→ Given passage
But he hadn’t been wearing a condom when they had sex, and in the morning, he woke up wanting nothing more than to regain control over that moment. Gabriel is a 32-year-old real-estate broker. He had tested negative for HIV the last time he’d been to a clinic. Terrified that might change, he went to Callen-Lorde, a health clinic in Chelsea, where he was placed on a 28-day course of a full HIV-medication regimen. When taken within three days of exposure, it dramatically reduces the chances of infection—something like the morning-after pill for HIV. Gabriel didn’t react well to the course: He felt nauseous and drained the whole time.

He never wanted to go through that again—neither the physical or the psychological anguish. So Gabriel got a prescription from his doctor for Truvada. Truvada is a ten-year-old HIV-treatment pill that, in 2012, quietly became the first drug to be approved by the FDA for a new use: to prevent HIV infection. The drug has the potential to dramatically alter the sexual behavior—and psychology—of a generation. When taken every day, it’s been shown in a major study to be up to 99 percent effective. For Gabriel, it was like switching to birth control instead of Plan B.

Several months after starting the drug, Gabriel says it’s allowed him to be bolder and more unapologetic in his desires, to have the kind of joyfully promiscuous, liberated sex that men enjoyed with one another in the decade or so after the Stonewall riots brought gay life out from the shadows and before the AIDS crisis shrouded it in new, darker ones.

For some men, Truvada’s new use seems just as revolutionary for sex as it is for medicine. “I’m not scared of sex for the first time in my life, ever. That’s been an adrenaline rush,” says Damon L. Jacobs, 43, a therapist who has chronicled his own experience with the drug on Facebook so enthusiastically that some assume Gilead, the drug’s manufacturer, must be paying him. (It’s not, say both he and Gilead.)

→ Assignment
Please copy the Truvada passage word for word, starting at "He never wanted" and ending at "instead of Plan B.". The lines that come next have no connection to the Truvada passage.

→ Provided information

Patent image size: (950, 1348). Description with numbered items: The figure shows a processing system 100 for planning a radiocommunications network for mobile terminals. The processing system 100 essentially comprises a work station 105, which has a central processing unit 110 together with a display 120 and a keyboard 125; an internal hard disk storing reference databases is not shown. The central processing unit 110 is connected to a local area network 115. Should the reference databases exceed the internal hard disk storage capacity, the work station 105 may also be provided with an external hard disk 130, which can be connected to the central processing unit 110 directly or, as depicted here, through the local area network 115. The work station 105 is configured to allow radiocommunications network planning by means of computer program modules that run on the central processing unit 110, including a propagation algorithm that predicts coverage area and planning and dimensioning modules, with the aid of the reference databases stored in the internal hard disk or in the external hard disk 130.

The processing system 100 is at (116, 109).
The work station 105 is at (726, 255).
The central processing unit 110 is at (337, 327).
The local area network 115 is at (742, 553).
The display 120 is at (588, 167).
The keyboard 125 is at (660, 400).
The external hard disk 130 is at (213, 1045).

→ Written answer
He never wanted to go through that again—neither the physical or the psychological anguish. So Gabriel got a prescription from his doctor for Truvada. Truvada is a ten-year-old HIV-treatment pill that, in 2012, quietly became the first drug to be approved by the FDA for a new use: to prevent HIV infection. The drug has the potential to dramatically alter the sexual behavior—and psychology—of a generation. When taken every day, it’s been shown in a major study to be up to 99 percent effective. For Gabriel, it was like switching to birth control instead of Plan B.